→ **WHAT IS REQUIRED**
Single out the lines that include the word "this". Copy them.

━━ RECORD LIST

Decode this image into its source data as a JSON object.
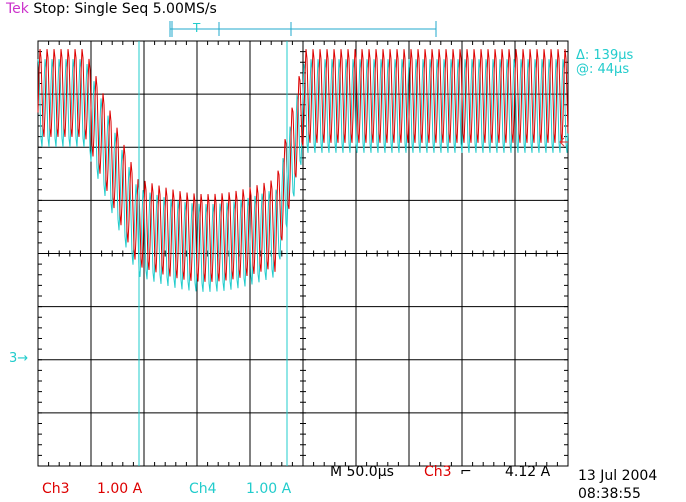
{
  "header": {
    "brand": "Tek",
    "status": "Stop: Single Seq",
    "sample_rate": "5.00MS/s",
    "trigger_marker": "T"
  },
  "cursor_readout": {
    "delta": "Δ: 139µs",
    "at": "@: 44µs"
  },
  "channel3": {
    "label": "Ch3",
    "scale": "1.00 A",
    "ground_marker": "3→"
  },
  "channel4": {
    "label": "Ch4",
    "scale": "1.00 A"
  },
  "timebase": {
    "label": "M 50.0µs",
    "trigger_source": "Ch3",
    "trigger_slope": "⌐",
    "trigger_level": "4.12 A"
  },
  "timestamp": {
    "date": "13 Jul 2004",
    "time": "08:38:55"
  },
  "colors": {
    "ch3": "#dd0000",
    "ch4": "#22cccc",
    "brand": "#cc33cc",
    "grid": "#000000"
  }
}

━━━━
━━ RECORD LIST

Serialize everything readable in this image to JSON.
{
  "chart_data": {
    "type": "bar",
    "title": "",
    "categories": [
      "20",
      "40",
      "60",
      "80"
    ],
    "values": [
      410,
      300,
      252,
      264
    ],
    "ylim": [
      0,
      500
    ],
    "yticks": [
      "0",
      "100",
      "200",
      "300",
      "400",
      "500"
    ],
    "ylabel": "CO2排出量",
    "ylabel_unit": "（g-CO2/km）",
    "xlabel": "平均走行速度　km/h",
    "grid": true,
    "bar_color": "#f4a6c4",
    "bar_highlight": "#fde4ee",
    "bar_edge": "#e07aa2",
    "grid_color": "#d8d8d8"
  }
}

━━━━
━━ RECORD LIST

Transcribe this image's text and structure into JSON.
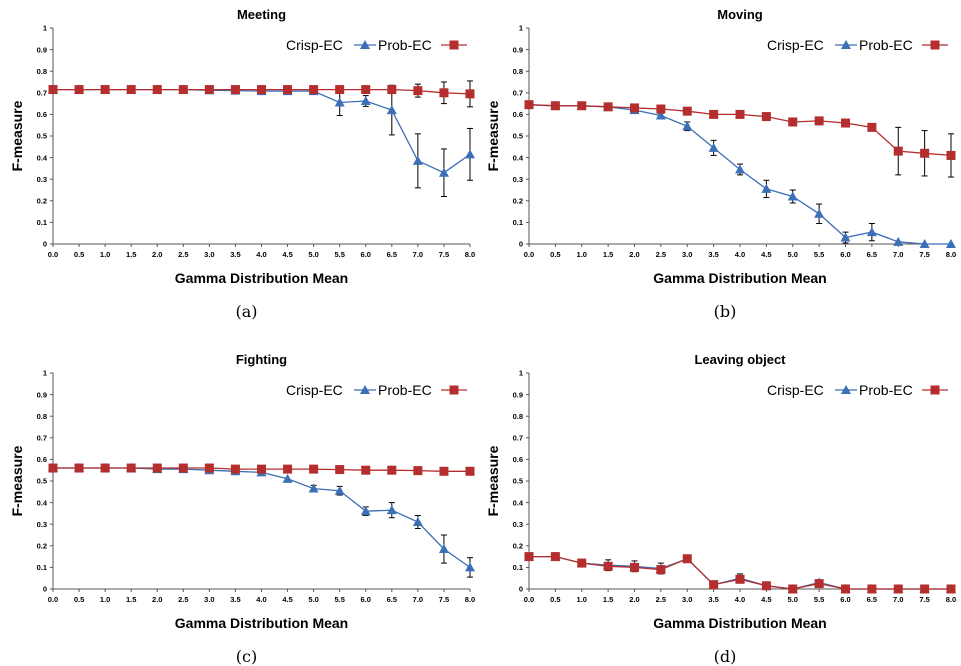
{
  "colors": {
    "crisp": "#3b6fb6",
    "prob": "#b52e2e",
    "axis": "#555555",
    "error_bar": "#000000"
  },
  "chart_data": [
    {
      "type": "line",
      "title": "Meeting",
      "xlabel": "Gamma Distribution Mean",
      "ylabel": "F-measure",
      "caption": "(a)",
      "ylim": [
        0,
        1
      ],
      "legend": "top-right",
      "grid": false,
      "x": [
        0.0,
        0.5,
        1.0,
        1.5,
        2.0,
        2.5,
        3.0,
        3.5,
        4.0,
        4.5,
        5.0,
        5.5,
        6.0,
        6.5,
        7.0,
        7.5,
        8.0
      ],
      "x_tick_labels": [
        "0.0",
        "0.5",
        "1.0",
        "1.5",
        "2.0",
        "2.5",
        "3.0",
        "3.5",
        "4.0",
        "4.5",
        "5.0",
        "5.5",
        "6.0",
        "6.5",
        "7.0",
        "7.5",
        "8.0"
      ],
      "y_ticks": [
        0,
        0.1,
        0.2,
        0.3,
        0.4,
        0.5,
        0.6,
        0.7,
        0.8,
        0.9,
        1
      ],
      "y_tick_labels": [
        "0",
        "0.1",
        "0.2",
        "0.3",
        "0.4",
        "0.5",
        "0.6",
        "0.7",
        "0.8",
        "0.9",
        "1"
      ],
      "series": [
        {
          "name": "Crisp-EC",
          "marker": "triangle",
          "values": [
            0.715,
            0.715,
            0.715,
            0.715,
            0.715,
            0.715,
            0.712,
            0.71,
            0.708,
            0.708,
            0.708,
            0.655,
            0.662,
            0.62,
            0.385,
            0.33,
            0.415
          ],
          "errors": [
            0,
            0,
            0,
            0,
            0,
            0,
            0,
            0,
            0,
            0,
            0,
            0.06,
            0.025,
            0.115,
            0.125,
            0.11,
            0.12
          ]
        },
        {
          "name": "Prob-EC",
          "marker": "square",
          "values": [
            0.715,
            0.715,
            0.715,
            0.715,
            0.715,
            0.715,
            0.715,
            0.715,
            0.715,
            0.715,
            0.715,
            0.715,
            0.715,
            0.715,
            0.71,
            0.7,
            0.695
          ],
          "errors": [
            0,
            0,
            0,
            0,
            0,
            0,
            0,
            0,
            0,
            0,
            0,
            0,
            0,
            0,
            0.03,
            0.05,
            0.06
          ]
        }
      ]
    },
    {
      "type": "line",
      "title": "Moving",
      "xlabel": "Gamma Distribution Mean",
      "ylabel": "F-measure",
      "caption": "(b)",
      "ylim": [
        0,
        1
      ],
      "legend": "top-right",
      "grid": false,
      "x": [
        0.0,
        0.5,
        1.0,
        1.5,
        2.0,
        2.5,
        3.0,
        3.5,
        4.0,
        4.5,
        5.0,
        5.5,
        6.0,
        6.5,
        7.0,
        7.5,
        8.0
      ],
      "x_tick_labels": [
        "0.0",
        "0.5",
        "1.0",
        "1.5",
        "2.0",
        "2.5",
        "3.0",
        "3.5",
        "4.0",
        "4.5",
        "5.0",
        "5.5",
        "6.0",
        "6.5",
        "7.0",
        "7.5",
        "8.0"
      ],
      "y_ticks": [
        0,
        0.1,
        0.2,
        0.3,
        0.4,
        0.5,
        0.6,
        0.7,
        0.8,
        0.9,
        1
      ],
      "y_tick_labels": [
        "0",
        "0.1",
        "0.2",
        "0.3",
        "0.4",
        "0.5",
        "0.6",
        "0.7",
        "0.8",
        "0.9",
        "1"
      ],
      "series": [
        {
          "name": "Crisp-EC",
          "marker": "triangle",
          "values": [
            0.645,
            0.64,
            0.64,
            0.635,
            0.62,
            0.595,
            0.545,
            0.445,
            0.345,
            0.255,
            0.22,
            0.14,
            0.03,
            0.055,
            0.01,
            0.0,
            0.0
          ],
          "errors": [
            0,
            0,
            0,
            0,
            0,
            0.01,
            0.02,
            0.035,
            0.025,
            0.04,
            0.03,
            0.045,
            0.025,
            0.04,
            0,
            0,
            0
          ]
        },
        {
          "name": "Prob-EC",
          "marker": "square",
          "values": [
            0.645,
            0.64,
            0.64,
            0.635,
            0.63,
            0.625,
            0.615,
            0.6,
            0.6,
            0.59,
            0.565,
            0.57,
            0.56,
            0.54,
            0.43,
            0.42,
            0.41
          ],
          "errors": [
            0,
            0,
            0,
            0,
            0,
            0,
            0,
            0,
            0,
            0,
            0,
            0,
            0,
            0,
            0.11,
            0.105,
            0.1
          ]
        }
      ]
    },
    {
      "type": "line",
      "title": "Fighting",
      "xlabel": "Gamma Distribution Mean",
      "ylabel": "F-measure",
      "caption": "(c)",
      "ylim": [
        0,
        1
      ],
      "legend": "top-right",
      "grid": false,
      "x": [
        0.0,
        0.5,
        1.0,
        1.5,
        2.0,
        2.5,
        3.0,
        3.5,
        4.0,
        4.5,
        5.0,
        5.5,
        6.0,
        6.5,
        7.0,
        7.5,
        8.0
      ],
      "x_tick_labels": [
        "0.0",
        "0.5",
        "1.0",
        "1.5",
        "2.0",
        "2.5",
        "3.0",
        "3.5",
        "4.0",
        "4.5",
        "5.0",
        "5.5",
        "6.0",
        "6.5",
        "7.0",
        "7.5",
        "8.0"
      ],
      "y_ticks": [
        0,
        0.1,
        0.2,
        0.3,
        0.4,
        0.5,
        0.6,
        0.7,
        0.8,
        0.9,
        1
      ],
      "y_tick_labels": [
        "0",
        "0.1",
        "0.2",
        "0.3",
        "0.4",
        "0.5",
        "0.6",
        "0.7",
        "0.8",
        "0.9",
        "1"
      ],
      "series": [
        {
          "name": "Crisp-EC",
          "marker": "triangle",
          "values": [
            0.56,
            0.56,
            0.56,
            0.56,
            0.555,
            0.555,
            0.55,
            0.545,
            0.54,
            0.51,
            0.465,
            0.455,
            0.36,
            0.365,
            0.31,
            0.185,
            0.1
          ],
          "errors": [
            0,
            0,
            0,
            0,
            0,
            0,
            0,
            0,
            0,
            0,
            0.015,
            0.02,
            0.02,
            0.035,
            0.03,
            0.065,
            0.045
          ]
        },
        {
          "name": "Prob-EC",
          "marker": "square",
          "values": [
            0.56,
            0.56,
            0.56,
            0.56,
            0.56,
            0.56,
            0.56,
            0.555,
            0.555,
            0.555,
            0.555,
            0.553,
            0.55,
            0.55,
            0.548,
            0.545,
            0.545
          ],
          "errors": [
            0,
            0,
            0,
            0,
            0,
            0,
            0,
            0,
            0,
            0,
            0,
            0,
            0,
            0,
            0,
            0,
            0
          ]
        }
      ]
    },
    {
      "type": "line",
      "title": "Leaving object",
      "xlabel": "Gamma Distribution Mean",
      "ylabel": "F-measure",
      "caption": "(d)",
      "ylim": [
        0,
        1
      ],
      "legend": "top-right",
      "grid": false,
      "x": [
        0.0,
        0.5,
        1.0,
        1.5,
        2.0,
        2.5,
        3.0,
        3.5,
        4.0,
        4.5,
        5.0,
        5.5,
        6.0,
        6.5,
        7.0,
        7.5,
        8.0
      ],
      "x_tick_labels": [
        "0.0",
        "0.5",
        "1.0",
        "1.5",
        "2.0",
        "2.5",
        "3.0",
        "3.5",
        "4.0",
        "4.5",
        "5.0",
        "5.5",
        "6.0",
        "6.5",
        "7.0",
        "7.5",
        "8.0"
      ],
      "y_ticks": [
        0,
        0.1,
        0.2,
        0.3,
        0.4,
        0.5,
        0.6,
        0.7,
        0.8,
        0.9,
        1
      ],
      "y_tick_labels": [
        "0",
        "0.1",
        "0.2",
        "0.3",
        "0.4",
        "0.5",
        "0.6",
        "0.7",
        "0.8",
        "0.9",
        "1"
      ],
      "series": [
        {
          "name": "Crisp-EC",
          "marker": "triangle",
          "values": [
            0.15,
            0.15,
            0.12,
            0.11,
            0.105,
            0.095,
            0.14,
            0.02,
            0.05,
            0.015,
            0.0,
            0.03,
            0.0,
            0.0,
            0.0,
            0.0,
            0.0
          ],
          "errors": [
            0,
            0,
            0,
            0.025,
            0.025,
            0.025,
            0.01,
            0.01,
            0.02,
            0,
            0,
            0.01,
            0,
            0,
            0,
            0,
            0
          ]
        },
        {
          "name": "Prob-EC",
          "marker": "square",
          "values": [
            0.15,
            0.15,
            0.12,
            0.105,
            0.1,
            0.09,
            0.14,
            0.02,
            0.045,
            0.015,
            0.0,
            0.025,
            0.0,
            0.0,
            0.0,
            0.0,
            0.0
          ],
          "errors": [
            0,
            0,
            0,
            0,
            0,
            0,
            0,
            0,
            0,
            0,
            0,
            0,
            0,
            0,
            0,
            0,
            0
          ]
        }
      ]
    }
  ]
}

━━━━

→ **TASK ANSWER**
Decode this image into its source data as a JSON object.
Serialize everything readable in this image to JSON.
Transcribe this image's text and structure into JSON.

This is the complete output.